[Stated task]:
Copy out each of the entries below word for word, leaving the pictures out of your reproduction.
Dataset start
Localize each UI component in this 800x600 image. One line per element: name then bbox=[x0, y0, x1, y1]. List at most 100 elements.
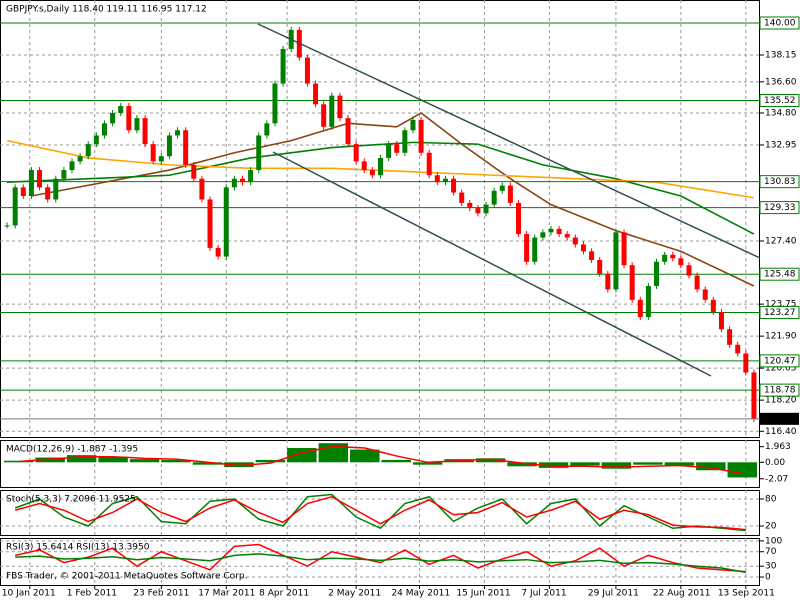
candle bbox=[12, 187, 18, 226]
candle bbox=[686, 265, 692, 276]
candle bbox=[718, 311, 724, 330]
level-box bbox=[759, 305, 800, 319]
candle bbox=[4, 225, 10, 227]
x-tick-label: 24 May 2011 bbox=[391, 589, 450, 599]
y-tick-label: 116.40 bbox=[765, 427, 797, 437]
candle bbox=[280, 48, 286, 84]
y-tick-label: 100 bbox=[765, 536, 782, 546]
candle bbox=[524, 234, 530, 262]
candle bbox=[410, 119, 416, 131]
last-price-box bbox=[760, 412, 799, 425]
level-label: 123.27 bbox=[764, 308, 796, 318]
level-box bbox=[759, 201, 800, 215]
candle bbox=[418, 119, 424, 153]
candle bbox=[442, 178, 448, 183]
histogram-bar bbox=[601, 462, 632, 469]
candle bbox=[662, 254, 668, 262]
candle bbox=[743, 353, 749, 373]
y-tick-label: 123.75 bbox=[765, 300, 797, 310]
candle bbox=[207, 199, 213, 248]
candle bbox=[540, 232, 546, 238]
candle bbox=[45, 187, 51, 200]
y-tick-label: 30 bbox=[765, 562, 777, 572]
candle bbox=[678, 258, 684, 266]
candle bbox=[61, 170, 67, 179]
y-tick-label: 118.20 bbox=[765, 396, 797, 406]
x-tick-label: 22 Aug 2011 bbox=[653, 589, 711, 599]
candle bbox=[402, 130, 408, 153]
level-box bbox=[759, 175, 800, 189]
candle bbox=[215, 247, 221, 257]
indicator-line bbox=[15, 553, 746, 574]
candle bbox=[337, 95, 343, 119]
candle bbox=[272, 83, 278, 124]
panel-frame bbox=[0, 538, 760, 586]
footer: FBS Trader, © 2001-2011 MetaQuotes Softw… bbox=[6, 572, 247, 582]
trend-line bbox=[272, 151, 712, 377]
candle bbox=[77, 156, 83, 162]
histogram-bar bbox=[633, 462, 663, 465]
indicator-line bbox=[14, 493, 746, 532]
candle bbox=[589, 251, 595, 261]
candle bbox=[28, 170, 34, 197]
level-label: 125.48 bbox=[764, 270, 796, 280]
histogram-bar bbox=[507, 462, 537, 467]
level-box bbox=[759, 94, 800, 108]
histogram-bar bbox=[224, 462, 254, 468]
x-tick-label: 2 May 2011 bbox=[328, 589, 381, 599]
x-tick-label: 29 Jul 2011 bbox=[588, 589, 639, 599]
candle bbox=[621, 232, 627, 266]
level-label: 120.47 bbox=[764, 356, 796, 366]
level-label: 118.78 bbox=[764, 386, 796, 396]
histogram-bar bbox=[255, 459, 286, 463]
histogram-bar bbox=[664, 462, 695, 466]
candle bbox=[126, 106, 132, 131]
y-tick-label: 120.05 bbox=[765, 364, 797, 374]
y-tick-label: 80 bbox=[765, 495, 777, 505]
candle bbox=[369, 170, 375, 176]
indicator-line bbox=[15, 543, 746, 573]
histogram-bar bbox=[727, 462, 757, 478]
histogram-bar bbox=[381, 459, 411, 463]
y-tick-label: 121.90 bbox=[765, 332, 797, 342]
candle bbox=[199, 178, 205, 200]
y-tick-label: 127.40 bbox=[765, 236, 797, 246]
x-tick-label: 13 Sep 2011 bbox=[718, 589, 775, 599]
level-box bbox=[759, 383, 800, 397]
candle bbox=[378, 157, 383, 176]
trend-line bbox=[257, 23, 761, 259]
candle bbox=[37, 170, 43, 188]
candle bbox=[321, 104, 327, 127]
candle bbox=[20, 187, 26, 197]
candle bbox=[548, 228, 554, 233]
candle bbox=[580, 244, 586, 252]
histogram-bar bbox=[35, 457, 65, 463]
candle bbox=[361, 161, 367, 171]
candle bbox=[532, 237, 538, 262]
candle bbox=[386, 144, 392, 158]
candle bbox=[710, 299, 716, 312]
level-box bbox=[759, 354, 800, 368]
histogram-bar bbox=[350, 449, 380, 463]
candle bbox=[183, 130, 189, 165]
x-tick-label: 8 Apr 2011 bbox=[259, 589, 309, 599]
candle bbox=[93, 135, 99, 145]
histogram-bar bbox=[66, 455, 97, 463]
candle bbox=[727, 329, 733, 345]
candle bbox=[637, 299, 643, 318]
candle bbox=[605, 273, 611, 290]
candle bbox=[142, 118, 148, 145]
candle bbox=[313, 83, 319, 105]
histogram-bar bbox=[696, 462, 726, 471]
level-box bbox=[759, 267, 800, 281]
candle bbox=[507, 185, 513, 203]
candle bbox=[564, 234, 570, 238]
candle bbox=[329, 95, 335, 127]
candle bbox=[239, 178, 245, 183]
y-tick-label: 138.15 bbox=[765, 51, 797, 61]
candle bbox=[191, 164, 197, 179]
candle bbox=[353, 144, 359, 162]
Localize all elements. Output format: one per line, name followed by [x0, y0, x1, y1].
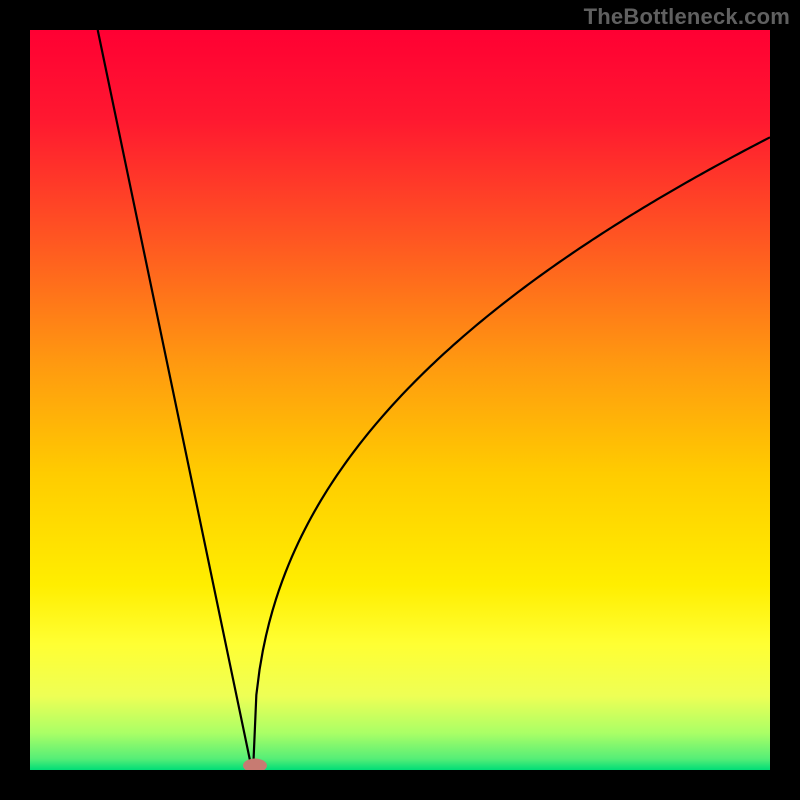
chart-container: TheBottleneck.com	[0, 0, 800, 800]
watermark-text: TheBottleneck.com	[584, 4, 790, 30]
plot-area	[30, 30, 770, 770]
gradient-background	[30, 30, 770, 770]
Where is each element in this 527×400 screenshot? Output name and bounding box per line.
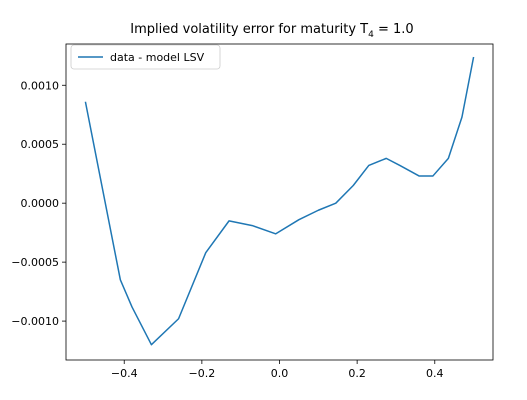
plot-area: −0.4 −0.2 0.0 0.2 0.4 −0.0010 −0.0005 0.0000 0.0… xyxy=(11,43,494,380)
x-tick-label: −0.2 xyxy=(189,367,216,380)
y-tick-label: −0.0010 xyxy=(11,315,59,328)
y-tick-label: 0.0000 xyxy=(21,197,60,210)
y-tick-label: 0.0005 xyxy=(21,138,60,151)
x-tick-label: −0.4 xyxy=(111,367,138,380)
chart-title-suffix: = 1.0 xyxy=(374,22,414,37)
x-tick-label: 0.4 xyxy=(426,367,444,380)
legend-label: data - model LSV xyxy=(110,51,205,64)
chart-title-subscript: 4 xyxy=(368,30,374,40)
axes-frame xyxy=(65,43,494,361)
legend-box xyxy=(70,44,221,70)
y-tick-label: −0.0005 xyxy=(11,256,59,269)
y-tick-label: 0.0010 xyxy=(21,79,60,92)
chart-title-prefix: Implied volatility error for maturity T xyxy=(130,22,368,37)
series-line-0 xyxy=(84,56,475,346)
x-tick-label: 0.2 xyxy=(348,367,366,380)
chart-title: Implied volatility error for maturity T4… xyxy=(130,22,413,40)
x-tick-label: 0.0 xyxy=(271,367,289,380)
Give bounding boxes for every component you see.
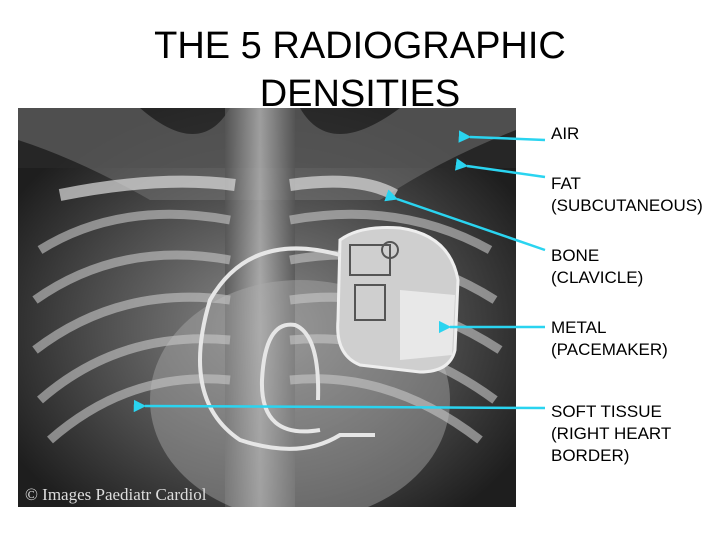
xray-image: [18, 108, 516, 507]
label-line: BONE: [551, 246, 599, 265]
label-line: (CLAVICLE): [551, 268, 643, 287]
label-line: METAL: [551, 318, 606, 337]
label-line: BORDER): [551, 446, 629, 465]
label-line: (RIGHT HEART: [551, 424, 671, 443]
image-credit: © Images Paediatr Cardiol: [25, 485, 207, 504]
label-line: SOFT TISSUE: [551, 402, 662, 421]
label-line: (SUBCUTANEOUS): [551, 196, 703, 215]
arrows: [133, 130, 546, 413]
label-line: (PACEMAKER): [551, 340, 668, 359]
title-line: THE 5 RADIOGRAPHIC: [154, 25, 566, 67]
label-line: AIR: [551, 124, 579, 143]
label-line: FAT: [551, 174, 581, 193]
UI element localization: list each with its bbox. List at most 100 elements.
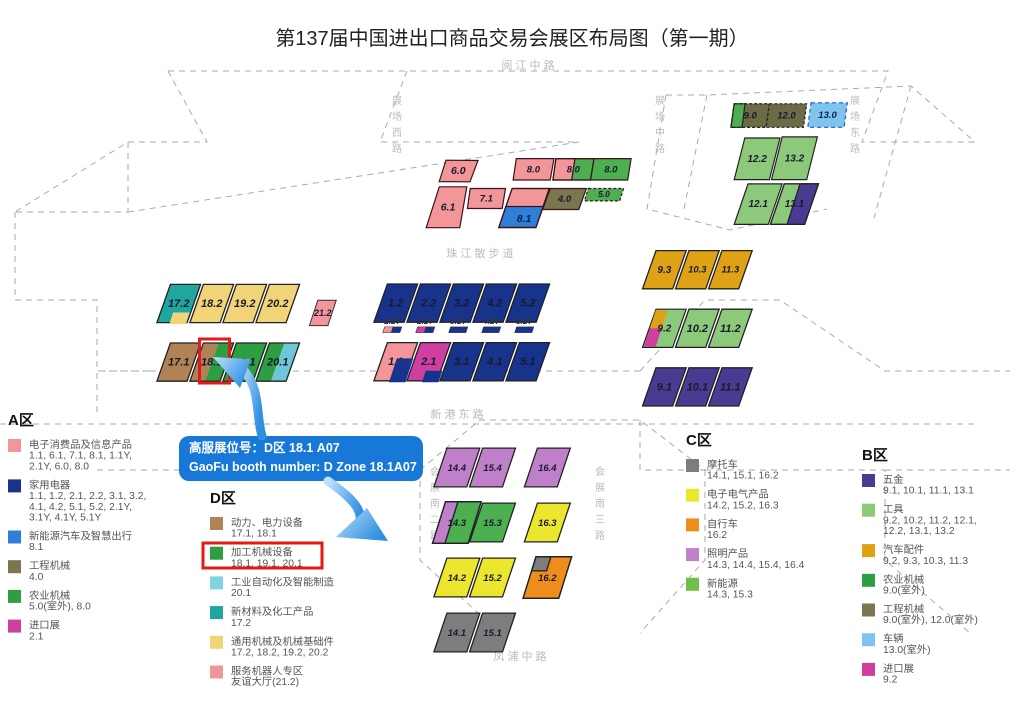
Dataset end
[Response for this exercise]:
Localize each UI component in this 800x600 image. One line per element: name then bbox=[x0, y0, x1, y1]. List at most 100 elements.
candle bbox=[12, 187, 18, 226]
candle bbox=[686, 265, 692, 276]
candle bbox=[718, 311, 724, 330]
level-box bbox=[759, 305, 800, 319]
candle bbox=[4, 225, 10, 227]
x-tick-label: 24 May 2011 bbox=[391, 589, 450, 599]
y-tick-label: 116.40 bbox=[765, 427, 797, 437]
candle bbox=[280, 48, 286, 84]
y-tick-label: 100 bbox=[765, 536, 782, 546]
candle bbox=[524, 234, 530, 262]
candle bbox=[410, 119, 416, 131]
last-price-box bbox=[760, 412, 799, 425]
level-label: 123.27 bbox=[764, 308, 796, 318]
level-box bbox=[759, 201, 800, 215]
candle bbox=[418, 119, 424, 153]
candle bbox=[442, 178, 448, 183]
histogram-bar bbox=[601, 462, 632, 469]
candle bbox=[662, 254, 668, 262]
candle bbox=[743, 353, 749, 373]
y-tick-label: 123.75 bbox=[765, 300, 797, 310]
candle bbox=[207, 199, 213, 248]
candle bbox=[540, 232, 546, 238]
candle bbox=[45, 187, 51, 200]
y-tick-label: 30 bbox=[765, 562, 777, 572]
candle bbox=[678, 258, 684, 266]
candle bbox=[61, 170, 67, 179]
y-tick-label: 118.20 bbox=[765, 396, 797, 406]
x-tick-label: 22 Aug 2011 bbox=[653, 589, 711, 599]
candle bbox=[402, 130, 408, 153]
level-box bbox=[759, 175, 800, 189]
candle bbox=[215, 247, 221, 257]
indicator-line bbox=[15, 553, 746, 574]
candle bbox=[337, 95, 343, 119]
candle bbox=[272, 83, 278, 124]
panel-frame bbox=[0, 538, 760, 586]
footer: FBS Trader, © 2001-2011 MetaQuotes Softw… bbox=[6, 572, 247, 582]
trend-line bbox=[272, 151, 712, 377]
candle bbox=[77, 156, 83, 162]
histogram-bar bbox=[633, 462, 663, 465]
indicator-line bbox=[14, 493, 746, 532]
candle bbox=[589, 251, 595, 261]
candle bbox=[28, 170, 34, 197]
level-label: 125.48 bbox=[764, 270, 796, 280]
histogram-bar bbox=[507, 462, 537, 467]
level-box bbox=[759, 94, 800, 108]
histogram-bar bbox=[224, 462, 254, 468]
x-tick-label: 2 May 2011 bbox=[328, 589, 381, 599]
x-tick-label: 29 Jul 2011 bbox=[588, 589, 639, 599]
candle bbox=[621, 232, 627, 266]
level-label: 120.47 bbox=[764, 356, 796, 366]
level-label: 118.78 bbox=[764, 386, 796, 396]
histogram-bar bbox=[255, 459, 286, 463]
histogram-bar bbox=[664, 462, 695, 466]
candle bbox=[126, 106, 132, 131]
y-tick-label: 120.05 bbox=[765, 364, 797, 374]
y-tick-label: 80 bbox=[765, 495, 777, 505]
candle bbox=[369, 170, 375, 176]
indicator-line bbox=[15, 543, 746, 573]
histogram-bar bbox=[727, 462, 757, 478]
histogram-bar bbox=[381, 459, 411, 463]
y-tick-label: 121.90 bbox=[765, 332, 797, 342]
candle bbox=[199, 178, 205, 200]
y-tick-label: 127.40 bbox=[765, 236, 797, 246]
x-tick-label: 13 Sep 2011 bbox=[718, 589, 775, 599]
level-box bbox=[759, 383, 800, 397]
candle bbox=[378, 157, 383, 176]
trend-line bbox=[257, 23, 761, 259]
candle bbox=[37, 170, 43, 188]
candle bbox=[321, 104, 327, 127]
candle bbox=[20, 187, 26, 197]
candle bbox=[548, 228, 554, 233]
candle bbox=[580, 244, 586, 252]
histogram-bar bbox=[35, 457, 65, 463]
candle bbox=[361, 161, 367, 171]
candle bbox=[532, 237, 538, 262]
candle bbox=[386, 144, 392, 158]
candle bbox=[710, 299, 716, 312]
level-box bbox=[759, 354, 800, 368]
histogram-bar bbox=[350, 449, 380, 463]
candle bbox=[183, 130, 189, 165]
x-tick-label: 8 Apr 2011 bbox=[259, 589, 309, 599]
candle bbox=[93, 135, 99, 145]
histogram-bar bbox=[66, 455, 97, 463]
candle bbox=[727, 329, 733, 345]
candle bbox=[637, 299, 643, 318]
candle bbox=[605, 273, 611, 290]
candle bbox=[142, 118, 148, 145]
candle bbox=[313, 83, 319, 105]
histogram-bar bbox=[696, 462, 726, 471]
level-box bbox=[759, 267, 800, 281]
candle bbox=[507, 185, 513, 203]
candle bbox=[564, 234, 570, 238]
candle bbox=[329, 95, 335, 127]
candle bbox=[239, 178, 245, 183]
y-tick-label: 138.15 bbox=[765, 51, 797, 61]
candle bbox=[191, 164, 197, 179]
candle bbox=[353, 144, 359, 162]
Localize all elements. Output format: one per line, name followed by [x0, y0, x1, y1].
chart-container: TheBottleneck.com	[0, 0, 800, 800]
watermark-text: TheBottleneck.com	[584, 4, 790, 30]
plot-area	[30, 30, 770, 770]
gradient-background	[30, 30, 770, 770]
Where is each element in this 527×400 screenshot? Output name and bounding box per line.
plot-area: −0.4 −0.2 0.0 0.2 0.4 −0.0010 −0.0005 0.0000 0.0… xyxy=(11,43,494,380)
x-tick-label: −0.2 xyxy=(189,367,216,380)
y-tick-label: −0.0010 xyxy=(11,315,59,328)
y-tick-label: 0.0000 xyxy=(21,197,60,210)
y-tick-label: 0.0005 xyxy=(21,138,60,151)
x-tick-label: −0.4 xyxy=(111,367,138,380)
chart-title-suffix: = 1.0 xyxy=(374,22,414,37)
x-tick-label: 0.4 xyxy=(426,367,444,380)
legend-label: data - model LSV xyxy=(110,51,205,64)
chart-title-subscript: 4 xyxy=(368,30,374,40)
axes-frame xyxy=(65,43,494,361)
legend-box xyxy=(70,44,221,70)
y-tick-label: −0.0005 xyxy=(11,256,59,269)
y-tick-label: 0.0010 xyxy=(21,79,60,92)
chart-title-prefix: Implied volatility error for maturity T xyxy=(130,22,368,37)
series-line-0 xyxy=(84,56,475,346)
x-tick-label: 0.2 xyxy=(348,367,366,380)
chart-title: Implied volatility error for maturity T4… xyxy=(130,22,413,40)
x-tick-label: 0.0 xyxy=(271,367,289,380)
Give bounding boxes for every component you see.
xray-image: [18, 108, 516, 507]
label-line: BONE: [551, 246, 599, 265]
label-line: (CLAVICLE): [551, 268, 643, 287]
label-line: METAL: [551, 318, 606, 337]
label-line: BORDER): [551, 446, 629, 465]
label-line: (RIGHT HEART: [551, 424, 671, 443]
image-credit: © Images Paediatr Cardiol: [25, 485, 207, 504]
label-line: SOFT TISSUE: [551, 402, 662, 421]
label-line: (SUBCUTANEOUS): [551, 196, 703, 215]
arrows: [133, 130, 546, 413]
label-line: (PACEMAKER): [551, 340, 668, 359]
title-line: THE 5 RADIOGRAPHIC: [154, 25, 566, 67]
label-line: AIR: [551, 124, 579, 143]
label-line: FAT: [551, 174, 581, 193]
UI element localization: list each with its bbox. List at most 100 elements.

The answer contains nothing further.